Take the records underneath and set them down exactly.

** START DATA RECORDS **

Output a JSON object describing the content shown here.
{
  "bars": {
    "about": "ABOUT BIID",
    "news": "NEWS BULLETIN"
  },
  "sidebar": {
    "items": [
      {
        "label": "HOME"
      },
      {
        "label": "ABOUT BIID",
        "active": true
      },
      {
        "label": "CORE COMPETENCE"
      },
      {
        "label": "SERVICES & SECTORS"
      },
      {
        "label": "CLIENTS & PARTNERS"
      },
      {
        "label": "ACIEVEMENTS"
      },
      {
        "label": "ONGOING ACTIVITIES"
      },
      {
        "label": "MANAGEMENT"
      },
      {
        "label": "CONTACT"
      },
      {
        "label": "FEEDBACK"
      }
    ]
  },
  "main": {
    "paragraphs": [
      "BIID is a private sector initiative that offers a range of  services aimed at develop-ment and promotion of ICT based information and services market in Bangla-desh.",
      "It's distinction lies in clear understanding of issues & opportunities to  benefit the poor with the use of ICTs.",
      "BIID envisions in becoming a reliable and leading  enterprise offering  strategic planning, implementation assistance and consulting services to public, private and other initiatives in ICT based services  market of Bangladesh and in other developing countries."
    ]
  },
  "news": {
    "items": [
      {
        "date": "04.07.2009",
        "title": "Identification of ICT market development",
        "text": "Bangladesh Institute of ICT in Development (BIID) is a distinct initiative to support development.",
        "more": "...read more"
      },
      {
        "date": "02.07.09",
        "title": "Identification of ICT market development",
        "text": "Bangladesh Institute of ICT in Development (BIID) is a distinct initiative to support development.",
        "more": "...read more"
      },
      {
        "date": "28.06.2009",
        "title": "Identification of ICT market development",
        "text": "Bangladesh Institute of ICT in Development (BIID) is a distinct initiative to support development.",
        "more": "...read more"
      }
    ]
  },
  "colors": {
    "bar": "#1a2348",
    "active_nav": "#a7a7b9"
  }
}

** END DATA RECORDS **

• RESPONSE TO THE TASK:
Output a JSON object describing the content shown here.
{
  "bars": {
    "about": "ABOUT BIID",
    "news": "NEWS BULLETIN"
  },
  "sidebar": {
    "items": [
      {
        "label": "HOME"
      },
      {
        "label": "ABOUT BIID",
        "active": true
      },
      {
        "label": "CORE COMPETENCE"
      },
      {
        "label": "SERVICES & SECTORS"
      },
      {
        "label": "CLIENTS & PARTNERS"
      },
      {
        "label": "ACIEVEMENTS"
      },
      {
        "label": "ONGOING ACTIVITIES"
      },
      {
        "label": "MANAGEMENT"
      },
      {
        "label": "CONTACT"
      },
      {
        "label": "FEEDBACK"
      }
    ]
  },
  "main": {
    "paragraphs": [
      "BIID is a private sector initiative that offers a range of  services aimed at develop-ment and promotion of ICT based information and services market in Bangla-desh.",
      "It's distinction lies in clear understanding of issues & opportunities to  benefit the poor with the use of ICTs.",
      "BIID envisions in becoming a reliable and leading  enterprise offering  strategic planning, implementation assistance and consulting services to public, private and other initiatives in ICT based services  market of Bangladesh and in other developing countries."
    ]
  },
  "news": {
    "items": [
      {
        "date": "04.07.2009",
        "title": "Identification of ICT market development",
        "text": "Bangladesh Institute of ICT in Development (BIID) is a distinct initiative to support development.",
        "more": "...read more"
      },
      {
        "date": "02.07.09",
        "title": "Identification of ICT market development",
        "text": "Bangladesh Institute of ICT in Development (BIID) is a distinct initiative to support development.",
        "more": "...read more"
      },
      {
        "date": "28.06.2009",
        "title": "Identification of ICT market development",
        "text": "Bangladesh Institute of ICT in Development (BIID) is a distinct initiative to support development.",
        "more": "...read more"
      }
    ]
  },
  "colors": {
    "bar": "#1a2348",
    "active_nav": "#a7a7b9"
  }
}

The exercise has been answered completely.